WHAT YOU NEED TO DO
Determine how many lines hold "false" and give only that number.

DATA ENTRIES
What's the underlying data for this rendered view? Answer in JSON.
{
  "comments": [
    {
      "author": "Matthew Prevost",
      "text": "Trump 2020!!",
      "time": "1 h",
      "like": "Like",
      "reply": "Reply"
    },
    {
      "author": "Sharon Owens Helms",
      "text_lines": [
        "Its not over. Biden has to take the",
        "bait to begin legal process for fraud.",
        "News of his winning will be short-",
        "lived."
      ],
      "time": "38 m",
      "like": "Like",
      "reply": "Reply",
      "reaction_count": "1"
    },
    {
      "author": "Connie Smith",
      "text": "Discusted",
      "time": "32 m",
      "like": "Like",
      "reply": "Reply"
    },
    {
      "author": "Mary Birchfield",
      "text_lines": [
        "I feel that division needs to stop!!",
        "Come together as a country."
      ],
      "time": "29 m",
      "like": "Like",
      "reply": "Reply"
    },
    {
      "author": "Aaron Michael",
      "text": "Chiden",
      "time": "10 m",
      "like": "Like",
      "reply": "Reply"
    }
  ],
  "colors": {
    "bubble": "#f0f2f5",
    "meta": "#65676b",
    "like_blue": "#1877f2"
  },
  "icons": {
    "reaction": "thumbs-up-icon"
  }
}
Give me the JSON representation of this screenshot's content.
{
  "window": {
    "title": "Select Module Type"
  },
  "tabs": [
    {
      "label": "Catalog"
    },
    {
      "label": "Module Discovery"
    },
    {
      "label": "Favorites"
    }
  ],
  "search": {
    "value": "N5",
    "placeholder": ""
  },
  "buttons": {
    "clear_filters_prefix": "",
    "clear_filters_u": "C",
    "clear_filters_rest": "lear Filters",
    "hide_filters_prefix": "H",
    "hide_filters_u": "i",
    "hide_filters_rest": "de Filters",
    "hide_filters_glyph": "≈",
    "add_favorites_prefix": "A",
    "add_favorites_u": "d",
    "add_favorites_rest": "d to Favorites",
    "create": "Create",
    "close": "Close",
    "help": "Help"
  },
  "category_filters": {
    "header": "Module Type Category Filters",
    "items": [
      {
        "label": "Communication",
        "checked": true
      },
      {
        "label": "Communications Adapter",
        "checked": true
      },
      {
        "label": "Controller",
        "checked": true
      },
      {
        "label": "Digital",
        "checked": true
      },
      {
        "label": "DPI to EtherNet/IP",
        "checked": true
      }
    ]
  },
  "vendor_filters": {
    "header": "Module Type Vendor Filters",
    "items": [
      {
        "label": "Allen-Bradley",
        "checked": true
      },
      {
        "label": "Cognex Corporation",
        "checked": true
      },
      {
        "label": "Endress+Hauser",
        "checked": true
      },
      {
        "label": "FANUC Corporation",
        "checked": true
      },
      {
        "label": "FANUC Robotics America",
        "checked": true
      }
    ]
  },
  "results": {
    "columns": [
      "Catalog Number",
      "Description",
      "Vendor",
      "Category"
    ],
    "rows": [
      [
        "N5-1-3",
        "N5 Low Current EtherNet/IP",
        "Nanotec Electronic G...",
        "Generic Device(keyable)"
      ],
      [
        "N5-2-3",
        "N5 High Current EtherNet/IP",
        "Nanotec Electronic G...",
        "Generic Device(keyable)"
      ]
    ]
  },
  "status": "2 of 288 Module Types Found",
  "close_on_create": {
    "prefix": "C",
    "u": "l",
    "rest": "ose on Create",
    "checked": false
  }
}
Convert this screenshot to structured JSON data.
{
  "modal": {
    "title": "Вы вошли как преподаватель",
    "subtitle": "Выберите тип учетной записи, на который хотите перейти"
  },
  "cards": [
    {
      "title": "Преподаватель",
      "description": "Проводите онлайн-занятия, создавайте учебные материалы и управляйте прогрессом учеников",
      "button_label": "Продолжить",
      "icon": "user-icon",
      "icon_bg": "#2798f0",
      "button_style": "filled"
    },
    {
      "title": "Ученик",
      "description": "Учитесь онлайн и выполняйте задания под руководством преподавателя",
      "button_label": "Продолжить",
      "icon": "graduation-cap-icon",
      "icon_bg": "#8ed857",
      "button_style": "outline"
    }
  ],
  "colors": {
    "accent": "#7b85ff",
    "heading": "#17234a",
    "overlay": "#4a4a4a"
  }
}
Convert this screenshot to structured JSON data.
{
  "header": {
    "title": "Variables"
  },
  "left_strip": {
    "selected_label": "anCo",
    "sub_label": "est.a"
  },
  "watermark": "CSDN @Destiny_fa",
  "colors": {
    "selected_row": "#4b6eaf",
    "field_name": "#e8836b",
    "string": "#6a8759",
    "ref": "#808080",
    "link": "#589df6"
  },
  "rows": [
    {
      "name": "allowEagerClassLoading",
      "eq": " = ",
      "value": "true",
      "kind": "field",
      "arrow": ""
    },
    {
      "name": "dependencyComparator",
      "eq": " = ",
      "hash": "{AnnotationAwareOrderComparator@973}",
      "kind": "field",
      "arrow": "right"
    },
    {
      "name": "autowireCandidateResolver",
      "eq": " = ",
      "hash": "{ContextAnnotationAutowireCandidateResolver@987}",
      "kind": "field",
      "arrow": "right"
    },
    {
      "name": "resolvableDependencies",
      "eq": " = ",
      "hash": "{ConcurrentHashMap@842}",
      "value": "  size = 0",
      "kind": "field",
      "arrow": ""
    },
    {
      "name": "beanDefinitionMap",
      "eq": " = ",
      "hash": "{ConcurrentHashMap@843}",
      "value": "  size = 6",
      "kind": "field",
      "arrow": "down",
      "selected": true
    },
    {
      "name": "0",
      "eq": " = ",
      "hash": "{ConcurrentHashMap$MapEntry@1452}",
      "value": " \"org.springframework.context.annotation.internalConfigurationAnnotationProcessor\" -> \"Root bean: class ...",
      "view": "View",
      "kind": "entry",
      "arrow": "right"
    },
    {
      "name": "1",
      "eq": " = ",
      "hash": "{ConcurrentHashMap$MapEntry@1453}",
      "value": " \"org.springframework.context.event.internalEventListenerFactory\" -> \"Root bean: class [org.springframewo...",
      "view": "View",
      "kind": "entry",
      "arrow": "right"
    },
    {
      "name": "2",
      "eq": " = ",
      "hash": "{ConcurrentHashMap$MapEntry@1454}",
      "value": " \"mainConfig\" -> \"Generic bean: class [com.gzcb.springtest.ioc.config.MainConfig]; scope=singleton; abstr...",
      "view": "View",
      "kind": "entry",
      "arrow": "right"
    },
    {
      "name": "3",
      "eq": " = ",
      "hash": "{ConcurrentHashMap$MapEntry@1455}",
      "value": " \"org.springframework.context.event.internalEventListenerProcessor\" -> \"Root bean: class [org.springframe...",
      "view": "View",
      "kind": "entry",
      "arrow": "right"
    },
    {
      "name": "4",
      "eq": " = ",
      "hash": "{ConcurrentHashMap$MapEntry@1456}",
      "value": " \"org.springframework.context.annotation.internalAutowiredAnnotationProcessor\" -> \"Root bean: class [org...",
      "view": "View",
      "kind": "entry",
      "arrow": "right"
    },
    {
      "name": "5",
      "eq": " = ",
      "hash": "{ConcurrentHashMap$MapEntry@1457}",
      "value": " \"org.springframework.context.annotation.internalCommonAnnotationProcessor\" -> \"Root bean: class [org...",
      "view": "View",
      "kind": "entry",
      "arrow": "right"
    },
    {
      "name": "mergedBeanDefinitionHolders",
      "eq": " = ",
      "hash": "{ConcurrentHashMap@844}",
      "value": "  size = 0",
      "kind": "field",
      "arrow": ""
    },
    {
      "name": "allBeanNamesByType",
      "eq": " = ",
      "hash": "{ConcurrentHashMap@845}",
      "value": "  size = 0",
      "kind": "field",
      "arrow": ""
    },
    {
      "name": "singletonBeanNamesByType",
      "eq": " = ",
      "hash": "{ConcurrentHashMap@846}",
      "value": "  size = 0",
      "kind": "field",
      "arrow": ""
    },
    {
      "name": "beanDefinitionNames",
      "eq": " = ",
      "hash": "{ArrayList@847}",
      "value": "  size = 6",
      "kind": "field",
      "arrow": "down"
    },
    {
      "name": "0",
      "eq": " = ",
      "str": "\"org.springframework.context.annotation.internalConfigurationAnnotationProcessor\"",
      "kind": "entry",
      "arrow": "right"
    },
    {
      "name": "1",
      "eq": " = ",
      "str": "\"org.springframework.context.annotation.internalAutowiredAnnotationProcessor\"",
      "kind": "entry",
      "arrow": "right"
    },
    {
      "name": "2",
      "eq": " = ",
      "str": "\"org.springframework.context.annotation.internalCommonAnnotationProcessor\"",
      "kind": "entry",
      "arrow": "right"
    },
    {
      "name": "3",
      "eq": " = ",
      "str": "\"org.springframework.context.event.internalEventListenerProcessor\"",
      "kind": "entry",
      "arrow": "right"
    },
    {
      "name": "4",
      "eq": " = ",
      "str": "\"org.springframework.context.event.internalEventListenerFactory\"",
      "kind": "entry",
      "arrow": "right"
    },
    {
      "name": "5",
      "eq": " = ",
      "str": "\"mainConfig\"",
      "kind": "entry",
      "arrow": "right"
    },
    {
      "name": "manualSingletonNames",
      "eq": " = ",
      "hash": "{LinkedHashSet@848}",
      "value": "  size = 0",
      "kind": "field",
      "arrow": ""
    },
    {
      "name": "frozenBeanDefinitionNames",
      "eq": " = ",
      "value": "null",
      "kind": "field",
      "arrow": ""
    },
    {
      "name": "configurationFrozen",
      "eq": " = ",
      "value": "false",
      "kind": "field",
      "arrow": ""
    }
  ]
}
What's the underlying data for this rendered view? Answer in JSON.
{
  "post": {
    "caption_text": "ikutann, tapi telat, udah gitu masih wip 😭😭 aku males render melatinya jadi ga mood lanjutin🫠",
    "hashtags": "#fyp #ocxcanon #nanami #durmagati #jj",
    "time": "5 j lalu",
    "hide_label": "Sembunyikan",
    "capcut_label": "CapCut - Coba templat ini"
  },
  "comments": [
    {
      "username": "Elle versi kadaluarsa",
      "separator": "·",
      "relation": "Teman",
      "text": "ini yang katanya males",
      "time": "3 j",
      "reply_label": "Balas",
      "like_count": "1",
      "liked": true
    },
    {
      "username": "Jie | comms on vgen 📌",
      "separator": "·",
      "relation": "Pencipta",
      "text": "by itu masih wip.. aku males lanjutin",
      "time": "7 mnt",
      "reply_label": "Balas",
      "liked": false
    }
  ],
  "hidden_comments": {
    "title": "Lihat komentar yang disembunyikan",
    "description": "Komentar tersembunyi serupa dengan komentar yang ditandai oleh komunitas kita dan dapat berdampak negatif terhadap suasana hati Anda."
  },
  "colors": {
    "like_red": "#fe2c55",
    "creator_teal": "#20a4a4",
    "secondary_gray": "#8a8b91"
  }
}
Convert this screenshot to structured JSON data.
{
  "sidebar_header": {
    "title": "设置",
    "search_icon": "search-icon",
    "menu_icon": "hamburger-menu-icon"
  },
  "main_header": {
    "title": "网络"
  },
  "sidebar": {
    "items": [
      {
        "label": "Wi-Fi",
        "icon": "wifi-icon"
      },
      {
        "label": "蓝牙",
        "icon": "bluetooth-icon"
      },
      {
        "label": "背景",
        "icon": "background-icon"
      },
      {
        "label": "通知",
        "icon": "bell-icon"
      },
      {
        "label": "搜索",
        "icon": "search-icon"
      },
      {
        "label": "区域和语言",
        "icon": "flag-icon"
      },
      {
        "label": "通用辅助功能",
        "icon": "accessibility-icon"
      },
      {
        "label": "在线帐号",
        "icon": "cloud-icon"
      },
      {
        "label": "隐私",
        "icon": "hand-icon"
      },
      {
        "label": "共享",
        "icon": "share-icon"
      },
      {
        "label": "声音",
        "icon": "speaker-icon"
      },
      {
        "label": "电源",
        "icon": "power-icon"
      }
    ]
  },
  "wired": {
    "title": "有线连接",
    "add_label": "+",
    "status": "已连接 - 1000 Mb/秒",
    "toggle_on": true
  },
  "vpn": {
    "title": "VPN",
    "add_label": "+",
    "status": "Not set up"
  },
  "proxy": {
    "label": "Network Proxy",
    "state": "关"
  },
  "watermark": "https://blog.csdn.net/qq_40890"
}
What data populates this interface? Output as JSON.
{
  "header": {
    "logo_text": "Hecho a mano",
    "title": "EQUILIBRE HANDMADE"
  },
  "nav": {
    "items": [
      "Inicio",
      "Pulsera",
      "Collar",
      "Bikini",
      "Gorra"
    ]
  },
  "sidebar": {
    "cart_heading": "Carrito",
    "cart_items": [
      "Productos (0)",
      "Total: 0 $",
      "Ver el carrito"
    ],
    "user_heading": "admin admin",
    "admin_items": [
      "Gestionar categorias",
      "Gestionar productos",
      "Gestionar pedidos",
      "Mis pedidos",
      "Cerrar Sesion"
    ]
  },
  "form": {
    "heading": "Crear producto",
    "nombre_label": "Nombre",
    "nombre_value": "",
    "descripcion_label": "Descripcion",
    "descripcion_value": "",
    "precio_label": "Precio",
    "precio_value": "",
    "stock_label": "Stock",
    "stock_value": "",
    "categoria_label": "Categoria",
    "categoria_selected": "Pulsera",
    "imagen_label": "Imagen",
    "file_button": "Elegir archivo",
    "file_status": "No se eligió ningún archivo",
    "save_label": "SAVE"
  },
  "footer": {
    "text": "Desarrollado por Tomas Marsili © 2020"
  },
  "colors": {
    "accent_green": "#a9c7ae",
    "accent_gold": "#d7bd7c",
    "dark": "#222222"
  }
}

WRITTEN ANSWER
3